**Task**
Check each line of the records for "CASES"; collect those that have it.

[Figure record listings]
━━━

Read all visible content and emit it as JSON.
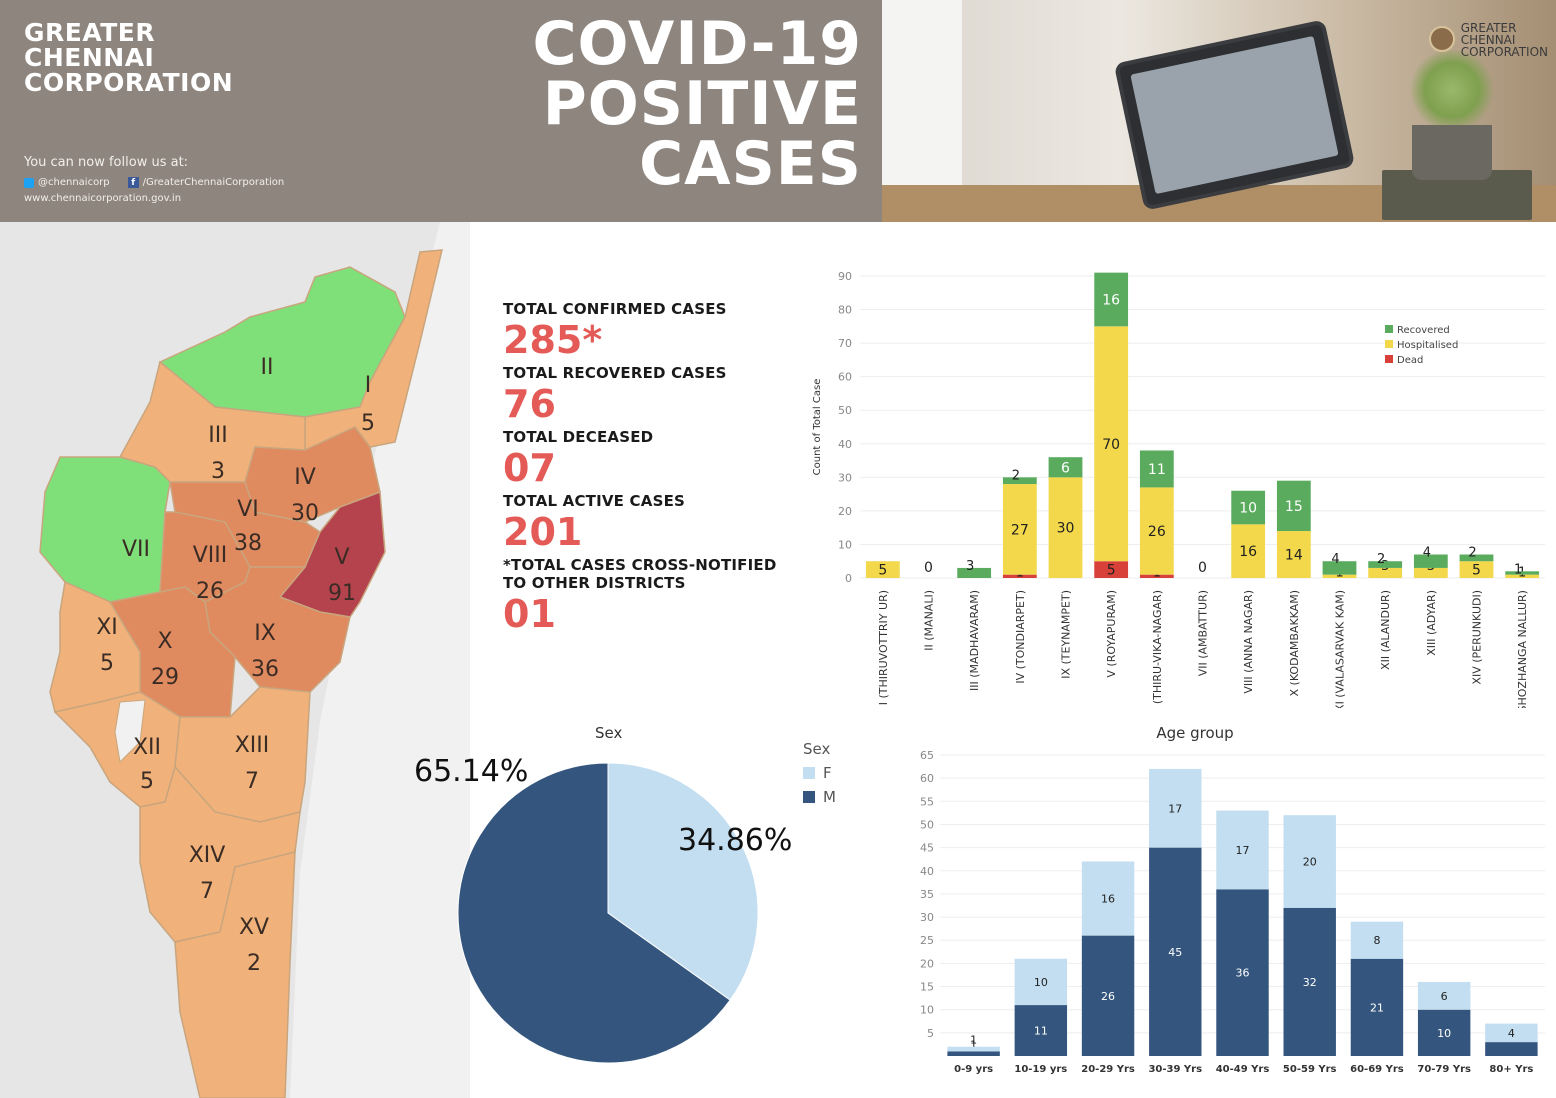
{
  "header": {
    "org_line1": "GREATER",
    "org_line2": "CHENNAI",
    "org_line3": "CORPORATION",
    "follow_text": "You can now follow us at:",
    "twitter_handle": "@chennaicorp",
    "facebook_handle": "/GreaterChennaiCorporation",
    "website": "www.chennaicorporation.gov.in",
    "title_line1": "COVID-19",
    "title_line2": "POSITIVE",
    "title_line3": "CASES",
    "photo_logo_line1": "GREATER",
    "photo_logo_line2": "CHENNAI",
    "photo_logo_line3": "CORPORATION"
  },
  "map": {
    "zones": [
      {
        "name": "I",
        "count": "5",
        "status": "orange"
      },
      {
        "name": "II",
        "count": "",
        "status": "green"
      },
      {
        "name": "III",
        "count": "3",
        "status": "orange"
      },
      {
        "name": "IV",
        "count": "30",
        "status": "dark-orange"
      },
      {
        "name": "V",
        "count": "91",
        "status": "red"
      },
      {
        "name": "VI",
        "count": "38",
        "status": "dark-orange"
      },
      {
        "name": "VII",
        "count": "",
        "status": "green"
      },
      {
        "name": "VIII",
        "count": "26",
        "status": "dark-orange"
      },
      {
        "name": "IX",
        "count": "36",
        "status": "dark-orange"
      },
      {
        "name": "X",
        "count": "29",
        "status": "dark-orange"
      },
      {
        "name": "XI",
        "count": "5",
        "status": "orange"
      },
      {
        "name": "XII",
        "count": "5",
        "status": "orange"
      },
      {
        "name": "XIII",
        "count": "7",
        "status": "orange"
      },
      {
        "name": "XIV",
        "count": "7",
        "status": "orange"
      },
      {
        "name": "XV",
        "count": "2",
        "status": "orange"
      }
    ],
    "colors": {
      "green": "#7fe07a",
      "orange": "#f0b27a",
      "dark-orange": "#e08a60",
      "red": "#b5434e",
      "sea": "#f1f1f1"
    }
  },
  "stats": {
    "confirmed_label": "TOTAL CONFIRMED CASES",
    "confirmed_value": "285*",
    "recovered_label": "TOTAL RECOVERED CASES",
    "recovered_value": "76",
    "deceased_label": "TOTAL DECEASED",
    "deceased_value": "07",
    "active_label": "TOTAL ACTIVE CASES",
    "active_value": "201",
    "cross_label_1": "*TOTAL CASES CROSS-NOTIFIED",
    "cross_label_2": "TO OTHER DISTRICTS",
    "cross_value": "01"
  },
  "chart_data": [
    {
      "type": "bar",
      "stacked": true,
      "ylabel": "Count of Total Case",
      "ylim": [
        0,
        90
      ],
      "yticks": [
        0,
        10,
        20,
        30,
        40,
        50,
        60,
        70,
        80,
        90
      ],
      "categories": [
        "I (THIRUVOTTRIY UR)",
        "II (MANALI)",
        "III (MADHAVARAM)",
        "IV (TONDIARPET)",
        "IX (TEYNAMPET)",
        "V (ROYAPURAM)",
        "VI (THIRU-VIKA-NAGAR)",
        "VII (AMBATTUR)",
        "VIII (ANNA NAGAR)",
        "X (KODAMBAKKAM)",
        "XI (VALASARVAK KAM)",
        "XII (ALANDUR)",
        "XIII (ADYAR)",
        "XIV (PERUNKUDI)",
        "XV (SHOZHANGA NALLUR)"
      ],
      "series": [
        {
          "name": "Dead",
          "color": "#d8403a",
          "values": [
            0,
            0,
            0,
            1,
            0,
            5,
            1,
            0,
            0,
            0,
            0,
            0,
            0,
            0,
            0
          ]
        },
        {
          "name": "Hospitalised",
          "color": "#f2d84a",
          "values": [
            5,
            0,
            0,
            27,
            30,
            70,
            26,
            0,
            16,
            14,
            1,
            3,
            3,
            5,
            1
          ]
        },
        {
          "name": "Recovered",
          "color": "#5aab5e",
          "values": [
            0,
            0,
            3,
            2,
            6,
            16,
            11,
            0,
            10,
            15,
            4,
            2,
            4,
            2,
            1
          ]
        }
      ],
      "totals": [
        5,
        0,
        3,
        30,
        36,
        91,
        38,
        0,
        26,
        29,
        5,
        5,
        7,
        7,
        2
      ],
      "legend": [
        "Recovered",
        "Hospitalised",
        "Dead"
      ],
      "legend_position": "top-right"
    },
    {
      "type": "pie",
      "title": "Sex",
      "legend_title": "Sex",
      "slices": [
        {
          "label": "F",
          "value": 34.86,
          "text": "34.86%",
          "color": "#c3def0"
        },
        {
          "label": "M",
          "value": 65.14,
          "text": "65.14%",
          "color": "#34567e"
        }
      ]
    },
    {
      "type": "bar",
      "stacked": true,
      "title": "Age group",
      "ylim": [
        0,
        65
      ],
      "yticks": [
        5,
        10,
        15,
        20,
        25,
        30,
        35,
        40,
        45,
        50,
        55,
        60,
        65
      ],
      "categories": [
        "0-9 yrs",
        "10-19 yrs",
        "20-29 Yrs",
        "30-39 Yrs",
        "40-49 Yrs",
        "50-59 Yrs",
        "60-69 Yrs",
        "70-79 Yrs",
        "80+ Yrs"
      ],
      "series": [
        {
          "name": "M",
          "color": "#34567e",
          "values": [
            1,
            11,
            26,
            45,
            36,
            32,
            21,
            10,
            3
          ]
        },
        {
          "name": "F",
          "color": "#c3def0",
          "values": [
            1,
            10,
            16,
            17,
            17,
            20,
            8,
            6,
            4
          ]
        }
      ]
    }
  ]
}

━━━

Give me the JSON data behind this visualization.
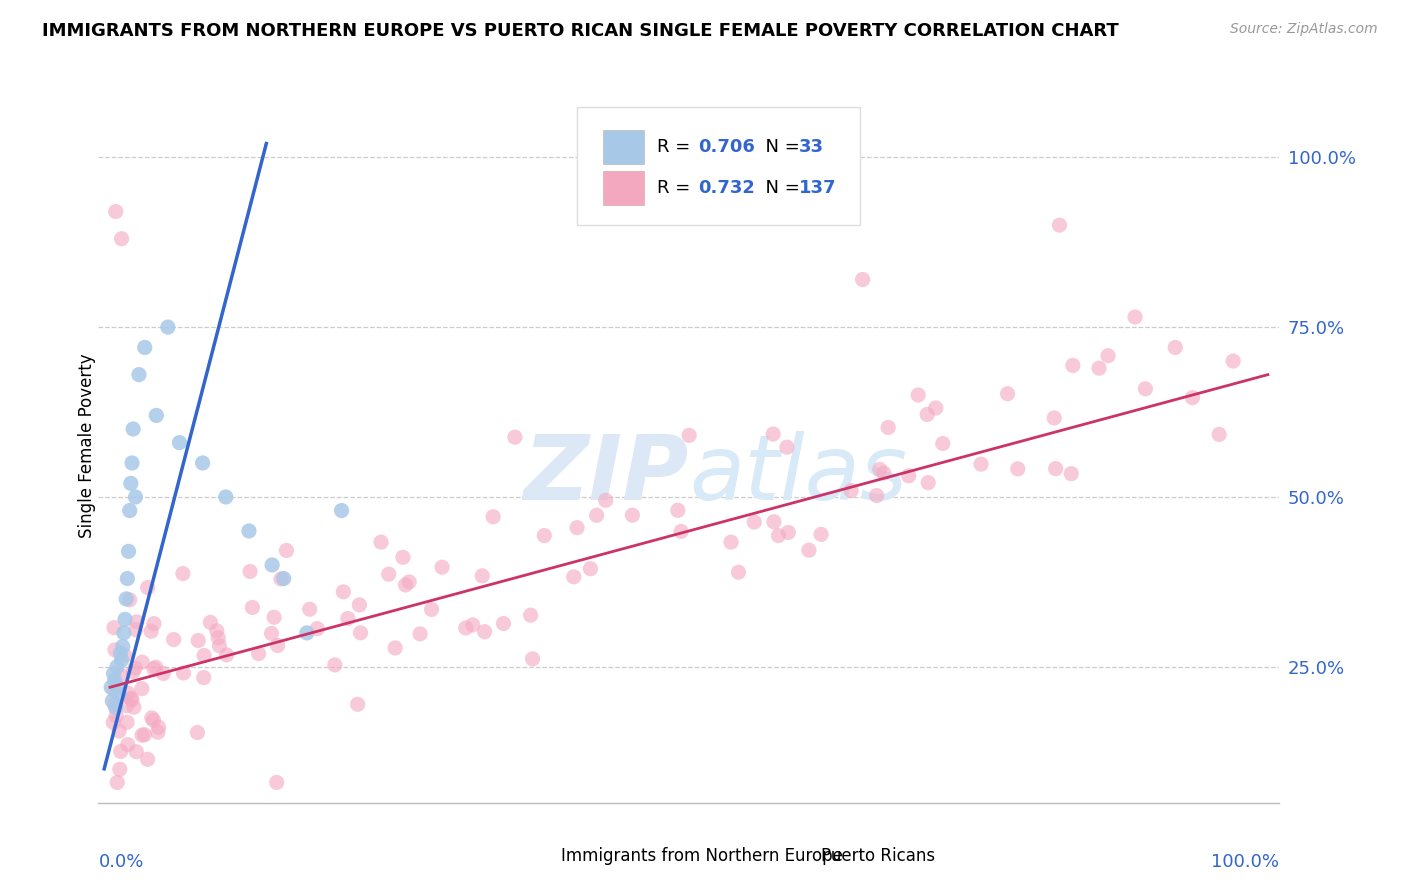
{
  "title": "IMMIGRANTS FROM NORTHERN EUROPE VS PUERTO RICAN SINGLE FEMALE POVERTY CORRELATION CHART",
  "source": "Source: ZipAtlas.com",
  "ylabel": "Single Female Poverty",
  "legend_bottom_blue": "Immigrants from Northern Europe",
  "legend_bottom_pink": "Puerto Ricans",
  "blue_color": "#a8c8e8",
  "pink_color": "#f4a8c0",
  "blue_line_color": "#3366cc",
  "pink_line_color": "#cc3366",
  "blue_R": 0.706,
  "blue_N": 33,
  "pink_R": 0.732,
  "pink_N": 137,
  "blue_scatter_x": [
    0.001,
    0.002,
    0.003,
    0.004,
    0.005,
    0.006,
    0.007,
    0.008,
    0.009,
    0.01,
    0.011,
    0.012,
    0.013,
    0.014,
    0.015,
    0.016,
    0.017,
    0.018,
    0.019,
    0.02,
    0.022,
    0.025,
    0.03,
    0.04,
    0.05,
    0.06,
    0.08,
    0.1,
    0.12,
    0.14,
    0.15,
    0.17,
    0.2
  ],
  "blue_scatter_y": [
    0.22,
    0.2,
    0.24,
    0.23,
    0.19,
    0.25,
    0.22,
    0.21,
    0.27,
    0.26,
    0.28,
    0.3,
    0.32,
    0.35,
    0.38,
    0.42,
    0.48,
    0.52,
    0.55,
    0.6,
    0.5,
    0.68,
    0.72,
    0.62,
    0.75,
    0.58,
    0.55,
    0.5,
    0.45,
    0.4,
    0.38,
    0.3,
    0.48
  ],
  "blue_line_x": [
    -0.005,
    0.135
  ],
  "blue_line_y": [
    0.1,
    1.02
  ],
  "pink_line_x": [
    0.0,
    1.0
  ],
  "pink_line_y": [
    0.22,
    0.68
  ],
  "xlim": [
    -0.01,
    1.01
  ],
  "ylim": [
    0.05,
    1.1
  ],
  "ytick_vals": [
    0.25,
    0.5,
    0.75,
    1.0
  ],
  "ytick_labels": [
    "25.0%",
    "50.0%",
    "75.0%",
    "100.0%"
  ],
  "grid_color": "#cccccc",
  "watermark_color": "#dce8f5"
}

━━━

**Finished answer**
    "title_line3": "CASES",
    "confirmed_label": "TOTAL CONFIRMED CASES",
    "recovered_label": "TOTAL RECOVERED CASES",
    "active_label": "TOTAL ACTIVE CASES",
    "cross_label_1": "*TOTAL CASES CROSS-NOTIFIED",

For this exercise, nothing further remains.